* [Gespeicherte Einträge]:
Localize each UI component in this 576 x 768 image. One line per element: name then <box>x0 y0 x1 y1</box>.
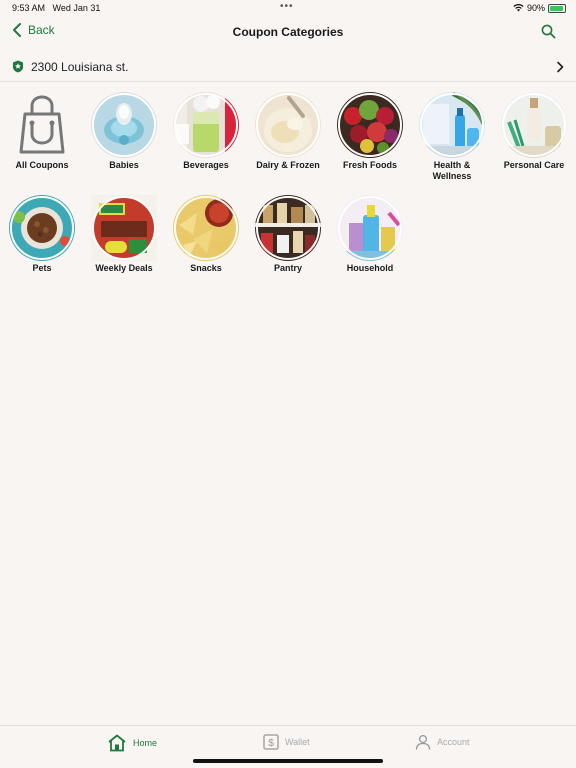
category-dairy-frozen[interactable]: Dairy & Frozen <box>247 92 329 171</box>
category-label: Pantry <box>273 263 302 273</box>
category-all-coupons[interactable]: All Coupons <box>1 92 83 171</box>
category-label: All Coupons <box>15 160 69 170</box>
tab-wallet[interactable]: $ Wallet <box>263 734 310 750</box>
category-pets[interactable]: Pets <box>1 195 83 274</box>
cleaning-supplies-image <box>337 195 403 261</box>
category-label: Health & Wellness <box>432 160 472 181</box>
tab-home-label: Home <box>133 738 158 748</box>
search-icon <box>541 24 556 39</box>
shopping-bag-icon <box>9 92 75 158</box>
navigation-bar: Back Coupon Categories <box>0 18 576 46</box>
chips-image <box>173 195 239 261</box>
category-pantry[interactable]: Pantry <box>247 195 329 274</box>
health-bottles-image <box>419 92 485 158</box>
wallet-icon: $ <box>263 734 279 750</box>
category-personal-care[interactable]: Personal Care <box>493 92 575 171</box>
pet-food-image <box>9 195 75 261</box>
fruit-bowl-image <box>337 92 403 158</box>
category-label: Snacks <box>190 263 222 273</box>
category-label: Weekly Deals <box>95 263 153 273</box>
home-icon <box>108 734 126 752</box>
status-time: 9:53 AM Wed Jan 31 <box>12 3 100 13</box>
category-beverages[interactable]: Beverages <box>165 92 247 171</box>
tab-account-label: Account <box>437 737 470 747</box>
personal-care-image <box>501 92 567 158</box>
home-indicator[interactable] <box>193 759 383 763</box>
ice-cream-image <box>255 92 321 158</box>
store-badge-icon <box>13 60 23 73</box>
tab-home[interactable]: Home <box>107 734 157 752</box>
category-label: Beverages <box>183 160 229 170</box>
category-babies[interactable]: Babies <box>83 92 165 171</box>
store-address: 2300 Louisiana st. <box>31 60 129 74</box>
beverages-image <box>173 92 239 158</box>
page-title: Coupon Categories <box>232 25 344 39</box>
status-indicators: 90% <box>513 3 566 13</box>
category-weekly-deals[interactable]: Weekly Deals <box>83 195 165 274</box>
svg-text:$: $ <box>268 738 274 749</box>
search-button[interactable] <box>541 24 556 44</box>
category-label: Babies <box>109 160 139 170</box>
battery-icon <box>548 3 566 13</box>
battery-percent: 90% <box>526 3 545 13</box>
tab-account[interactable]: Account <box>415 734 470 750</box>
wifi-icon <box>513 4 524 12</box>
tab-wallet-label: Wallet <box>285 737 310 747</box>
category-fresh-foods[interactable]: Fresh Foods <box>329 92 411 171</box>
clock-text: 9:53 AM <box>12 3 46 13</box>
category-label: Pets <box>32 263 52 273</box>
store-location-row[interactable]: 2300 Louisiana st. <box>0 54 576 82</box>
chevron-right-icon <box>557 61 564 73</box>
status-bar: 9:53 AM Wed Jan 31 ••• 90% <box>0 0 576 16</box>
category-label: Dairy & Frozen <box>256 160 320 170</box>
pacifier-image <box>91 92 157 158</box>
category-label: Personal Care <box>503 160 565 170</box>
category-snacks[interactable]: Snacks <box>165 195 247 274</box>
category-household[interactable]: Household <box>329 195 411 274</box>
date-text: Wed Jan 31 <box>52 3 101 13</box>
weekly-deals-image <box>91 195 157 261</box>
category-health-wellness[interactable]: Health & Wellness <box>411 92 493 182</box>
category-label: Fresh Foods <box>342 160 397 170</box>
multitasking-dots-icon[interactable]: ••• <box>280 1 294 12</box>
pantry-shelf-image <box>255 195 321 261</box>
category-label: Household <box>346 263 394 273</box>
account-icon <box>415 734 431 750</box>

* [AUFGABE]: Gib das gesamte Material oben Zeile für Zeile unverändert wieder und lass dabei die Bilder weg.

* [MUSTERLÖSUNG]:
Localize each UI component in this 576 x 768 image. One line per element: name then <box>x0 y0 x1 y1</box>.
category-dairy-frozen[interactable]: Dairy & Frozen <box>247 92 329 171</box>
category-label: Pantry <box>273 263 302 273</box>
category-all-coupons[interactable]: All Coupons <box>1 92 83 171</box>
category-label: All Coupons <box>15 160 69 170</box>
tab-wallet[interactable]: $ Wallet <box>263 734 310 750</box>
category-pets[interactable]: Pets <box>1 195 83 274</box>
cleaning-supplies-image <box>337 195 403 261</box>
category-label: Health & Wellness <box>432 160 472 181</box>
tab-home-label: Home <box>133 738 158 748</box>
search-icon <box>541 24 556 39</box>
shopping-bag-icon <box>9 92 75 158</box>
navigation-bar: Back Coupon Categories <box>0 18 576 46</box>
chips-image <box>173 195 239 261</box>
category-pantry[interactable]: Pantry <box>247 195 329 274</box>
health-bottles-image <box>419 92 485 158</box>
wallet-icon: $ <box>263 734 279 750</box>
category-personal-care[interactable]: Personal Care <box>493 92 575 171</box>
pet-food-image <box>9 195 75 261</box>
fruit-bowl-image <box>337 92 403 158</box>
category-label: Snacks <box>190 263 222 273</box>
category-label: Weekly Deals <box>95 263 153 273</box>
home-icon <box>108 734 126 752</box>
status-time: 9:53 AM Wed Jan 31 <box>12 3 100 13</box>
category-beverages[interactable]: Beverages <box>165 92 247 171</box>
tab-account-label: Account <box>437 737 470 747</box>
personal-care-image <box>501 92 567 158</box>
home-indicator[interactable] <box>193 759 383 763</box>
ice-cream-image <box>255 92 321 158</box>
store-badge-icon <box>13 60 23 73</box>
tab-home[interactable]: Home <box>107 734 157 752</box>
category-label: Beverages <box>183 160 229 170</box>
category-babies[interactable]: Babies <box>83 92 165 171</box>
store-address: 2300 Louisiana st. <box>31 60 129 74</box>
beverages-image <box>173 92 239 158</box>
page-title: Coupon Categories <box>232 25 344 39</box>
status-indicators: 90% <box>513 3 566 13</box>
category-weekly-deals[interactable]: Weekly Deals <box>83 195 165 274</box>
svg-text:$: $ <box>268 738 274 749</box>
search-button[interactable] <box>541 24 556 44</box>
category-label: Babies <box>109 160 139 170</box>
battery-icon <box>548 3 566 13</box>
battery-percent: 90% <box>526 3 545 13</box>
tab-account[interactable]: Account <box>415 734 470 750</box>
wifi-icon <box>513 4 524 12</box>
tab-wallet-label: Wallet <box>285 737 310 747</box>
category-fresh-foods[interactable]: Fresh Foods <box>329 92 411 171</box>
clock-text: 9:53 AM <box>12 3 46 13</box>
category-label: Pets <box>32 263 52 273</box>
store-location-row[interactable]: 2300 Louisiana st. <box>0 54 576 82</box>
chevron-right-icon <box>557 61 564 73</box>
status-bar: 9:53 AM Wed Jan 31 ••• 90% <box>0 0 576 16</box>
category-label: Dairy & Frozen <box>256 160 320 170</box>
pacifier-image <box>91 92 157 158</box>
category-label: Personal Care <box>503 160 565 170</box>
category-snacks[interactable]: Snacks <box>165 195 247 274</box>
category-household[interactable]: Household <box>329 195 411 274</box>
date-text: Wed Jan 31 <box>52 3 101 13</box>
weekly-deals-image <box>91 195 157 261</box>
category-health-wellness[interactable]: Health & Wellness <box>411 92 493 182</box>
category-label: Fresh Foods <box>342 160 397 170</box>
multitasking-dots-icon[interactable]: ••• <box>280 1 294 12</box>
pantry-shelf-image <box>255 195 321 261</box>
category-label: Household <box>346 263 394 273</box>
account-icon <box>415 734 431 750</box>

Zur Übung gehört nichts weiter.